## Raw data

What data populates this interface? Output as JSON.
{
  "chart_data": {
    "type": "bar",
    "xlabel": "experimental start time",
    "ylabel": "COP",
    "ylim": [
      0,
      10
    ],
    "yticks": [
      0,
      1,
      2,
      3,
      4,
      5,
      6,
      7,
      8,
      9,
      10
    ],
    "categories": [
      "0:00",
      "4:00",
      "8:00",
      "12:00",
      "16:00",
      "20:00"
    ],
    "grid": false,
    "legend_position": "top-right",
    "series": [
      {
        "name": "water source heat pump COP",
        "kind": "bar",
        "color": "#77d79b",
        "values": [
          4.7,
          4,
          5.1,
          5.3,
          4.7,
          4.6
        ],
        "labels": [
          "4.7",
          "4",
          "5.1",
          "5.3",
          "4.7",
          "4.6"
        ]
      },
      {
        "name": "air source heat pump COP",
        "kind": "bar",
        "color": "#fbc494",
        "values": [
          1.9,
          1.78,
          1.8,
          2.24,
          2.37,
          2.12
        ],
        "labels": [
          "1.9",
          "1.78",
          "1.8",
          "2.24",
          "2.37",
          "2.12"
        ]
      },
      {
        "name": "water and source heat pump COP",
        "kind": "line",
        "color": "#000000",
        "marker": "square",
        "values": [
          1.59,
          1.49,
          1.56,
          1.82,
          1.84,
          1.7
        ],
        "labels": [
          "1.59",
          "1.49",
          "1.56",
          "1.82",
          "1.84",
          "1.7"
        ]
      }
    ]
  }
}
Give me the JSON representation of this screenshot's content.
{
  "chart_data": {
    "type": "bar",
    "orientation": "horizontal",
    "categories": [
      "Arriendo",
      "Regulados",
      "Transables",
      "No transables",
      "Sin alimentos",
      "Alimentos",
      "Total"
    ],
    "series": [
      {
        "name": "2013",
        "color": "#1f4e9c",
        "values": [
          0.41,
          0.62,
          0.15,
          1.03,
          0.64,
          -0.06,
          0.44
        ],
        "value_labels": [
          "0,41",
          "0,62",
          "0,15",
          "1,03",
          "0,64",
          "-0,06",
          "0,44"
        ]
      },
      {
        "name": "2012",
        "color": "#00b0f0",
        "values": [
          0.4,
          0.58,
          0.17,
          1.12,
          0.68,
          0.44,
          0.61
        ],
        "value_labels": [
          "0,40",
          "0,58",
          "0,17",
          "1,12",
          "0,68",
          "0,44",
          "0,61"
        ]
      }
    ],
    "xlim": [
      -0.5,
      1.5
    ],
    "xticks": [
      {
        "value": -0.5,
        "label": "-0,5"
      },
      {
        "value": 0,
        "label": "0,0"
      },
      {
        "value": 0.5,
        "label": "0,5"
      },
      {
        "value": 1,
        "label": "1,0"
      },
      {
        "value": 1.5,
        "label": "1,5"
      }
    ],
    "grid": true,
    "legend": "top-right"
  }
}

## Objective
Return all of the data word for word.

## Problem solution
What data populates this interface? Output as JSON.
{
  "chart_data": {
    "type": "bar",
    "xlabel": "experimental start time",
    "ylabel": "COP",
    "ylim": [
      0,
      10
    ],
    "yticks": [
      0,
      1,
      2,
      3,
      4,
      5,
      6,
      7,
      8,
      9,
      10
    ],
    "categories": [
      "0:00",
      "4:00",
      "8:00",
      "12:00",
      "16:00",
      "20:00"
    ],
    "grid": false,
    "legend_position": "top-right",
    "series": [
      {
        "name": "water source heat pump COP",
        "kind": "bar",
        "color": "#77d79b",
        "values": [
          4.7,
          4,
          5.1,
          5.3,
          4.7,
          4.6
        ],
        "labels": [
          "4.7",
          "4",
          "5.1",
          "5.3",
          "4.7",
          "4.6"
        ]
      },
      {
        "name": "air source heat pump COP",
        "kind": "bar",
        "color": "#fbc494",
        "values": [
          1.9,
          1.78,
          1.8,
          2.24,
          2.37,
          2.12
        ],
        "labels": [
          "1.9",
          "1.78",
          "1.8",
          "2.24",
          "2.37",
          "2.12"
        ]
      },
      {
        "name": "water and source heat pump COP",
        "kind": "line",
        "color": "#000000",
        "marker": "square",
        "values": [
          1.59,
          1.49,
          1.56,
          1.82,
          1.84,
          1.7
        ],
        "labels": [
          "1.59",
          "1.49",
          "1.56",
          "1.82",
          "1.84",
          "1.7"
        ]
      }
    ]
  }
}
Give me the JSON representation of this screenshot's content.
{
  "chart_data": {
    "type": "bar",
    "orientation": "horizontal",
    "categories": [
      "Arriendo",
      "Regulados",
      "Transables",
      "No transables",
      "Sin alimentos",
      "Alimentos",
      "Total"
    ],
    "series": [
      {
        "name": "2013",
        "color": "#1f4e9c",
        "values": [
          0.41,
          0.62,
          0.15,
          1.03,
          0.64,
          -0.06,
          0.44
        ],
        "value_labels": [
          "0,41",
          "0,62",
          "0,15",
          "1,03",
          "0,64",
          "-0,06",
          "0,44"
        ]
      },
      {
        "name": "2012",
        "color": "#00b0f0",
        "values": [
          0.4,
          0.58,
          0.17,
          1.12,
          0.68,
          0.44,
          0.61
        ],
        "value_labels": [
          "0,40",
          "0,58",
          "0,17",
          "1,12",
          "0,68",
          "0,44",
          "0,61"
        ]
      }
    ],
    "xlim": [
      -0.5,
      1.5
    ],
    "xticks": [
      {
        "value": -0.5,
        "label": "-0,5"
      },
      {
        "value": 0,
        "label": "0,0"
      },
      {
        "value": 0.5,
        "label": "0,5"
      },
      {
        "value": 1,
        "label": "1,0"
      },
      {
        "value": 1.5,
        "label": "1,5"
      }
    ],
    "grid": true,
    "legend": "top-right"
  }
}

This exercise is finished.